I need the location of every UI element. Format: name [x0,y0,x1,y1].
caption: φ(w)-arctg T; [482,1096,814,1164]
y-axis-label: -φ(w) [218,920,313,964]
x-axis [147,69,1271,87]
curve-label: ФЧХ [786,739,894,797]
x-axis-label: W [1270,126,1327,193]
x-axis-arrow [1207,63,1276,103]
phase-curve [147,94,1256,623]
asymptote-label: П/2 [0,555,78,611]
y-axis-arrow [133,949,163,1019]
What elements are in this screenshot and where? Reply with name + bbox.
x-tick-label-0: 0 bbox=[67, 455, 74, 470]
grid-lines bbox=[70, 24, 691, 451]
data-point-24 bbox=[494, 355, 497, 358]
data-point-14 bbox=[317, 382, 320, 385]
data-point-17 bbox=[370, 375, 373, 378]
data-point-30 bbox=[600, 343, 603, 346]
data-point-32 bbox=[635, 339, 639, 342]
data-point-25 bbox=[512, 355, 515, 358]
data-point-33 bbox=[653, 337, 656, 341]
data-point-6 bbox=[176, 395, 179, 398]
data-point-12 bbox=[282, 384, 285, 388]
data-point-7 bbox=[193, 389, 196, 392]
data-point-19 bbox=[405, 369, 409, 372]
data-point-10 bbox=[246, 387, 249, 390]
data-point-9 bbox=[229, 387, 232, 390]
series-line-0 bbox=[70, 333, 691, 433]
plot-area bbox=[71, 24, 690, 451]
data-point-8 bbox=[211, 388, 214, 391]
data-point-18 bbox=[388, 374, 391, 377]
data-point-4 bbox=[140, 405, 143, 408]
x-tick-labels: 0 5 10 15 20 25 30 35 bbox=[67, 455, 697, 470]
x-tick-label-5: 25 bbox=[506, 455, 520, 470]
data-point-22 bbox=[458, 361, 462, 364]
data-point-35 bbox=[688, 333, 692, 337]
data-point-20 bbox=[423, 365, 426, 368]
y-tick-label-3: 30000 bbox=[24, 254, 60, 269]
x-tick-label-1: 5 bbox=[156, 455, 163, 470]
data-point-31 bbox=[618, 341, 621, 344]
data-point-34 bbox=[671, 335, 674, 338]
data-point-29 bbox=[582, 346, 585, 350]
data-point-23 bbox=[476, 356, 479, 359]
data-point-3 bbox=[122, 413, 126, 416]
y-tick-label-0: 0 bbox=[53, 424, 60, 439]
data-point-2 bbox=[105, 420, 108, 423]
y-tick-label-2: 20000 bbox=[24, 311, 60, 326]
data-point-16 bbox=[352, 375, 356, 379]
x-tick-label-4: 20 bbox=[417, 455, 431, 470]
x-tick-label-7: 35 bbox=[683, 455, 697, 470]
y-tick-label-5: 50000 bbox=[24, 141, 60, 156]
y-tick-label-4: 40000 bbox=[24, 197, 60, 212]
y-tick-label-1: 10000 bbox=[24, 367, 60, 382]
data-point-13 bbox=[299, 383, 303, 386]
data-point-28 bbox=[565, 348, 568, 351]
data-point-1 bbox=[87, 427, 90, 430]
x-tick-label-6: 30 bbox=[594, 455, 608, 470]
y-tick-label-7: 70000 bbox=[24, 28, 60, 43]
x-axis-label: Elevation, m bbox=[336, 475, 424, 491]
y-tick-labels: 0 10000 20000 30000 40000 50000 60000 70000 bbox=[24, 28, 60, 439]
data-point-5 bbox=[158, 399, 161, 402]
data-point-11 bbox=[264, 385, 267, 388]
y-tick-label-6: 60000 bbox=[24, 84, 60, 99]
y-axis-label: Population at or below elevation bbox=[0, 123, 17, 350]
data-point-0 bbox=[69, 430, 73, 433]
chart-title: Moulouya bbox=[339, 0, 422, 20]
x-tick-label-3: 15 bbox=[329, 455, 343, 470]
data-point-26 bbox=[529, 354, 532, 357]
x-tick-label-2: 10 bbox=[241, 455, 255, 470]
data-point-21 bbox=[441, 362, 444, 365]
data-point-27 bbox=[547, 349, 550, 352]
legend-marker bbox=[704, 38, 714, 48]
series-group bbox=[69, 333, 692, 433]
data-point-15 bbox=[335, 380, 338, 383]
====================
■ **Le tue istruzioni**
Raccogli dalle voci qui sopra ogni riga che contiene la stringa "name".

■ **Risultato esercizio**
I need the location of every UI element. Format: name [x0,y0,x1,y1].
What elements are in this screenshot and where? Reply with name + bbox.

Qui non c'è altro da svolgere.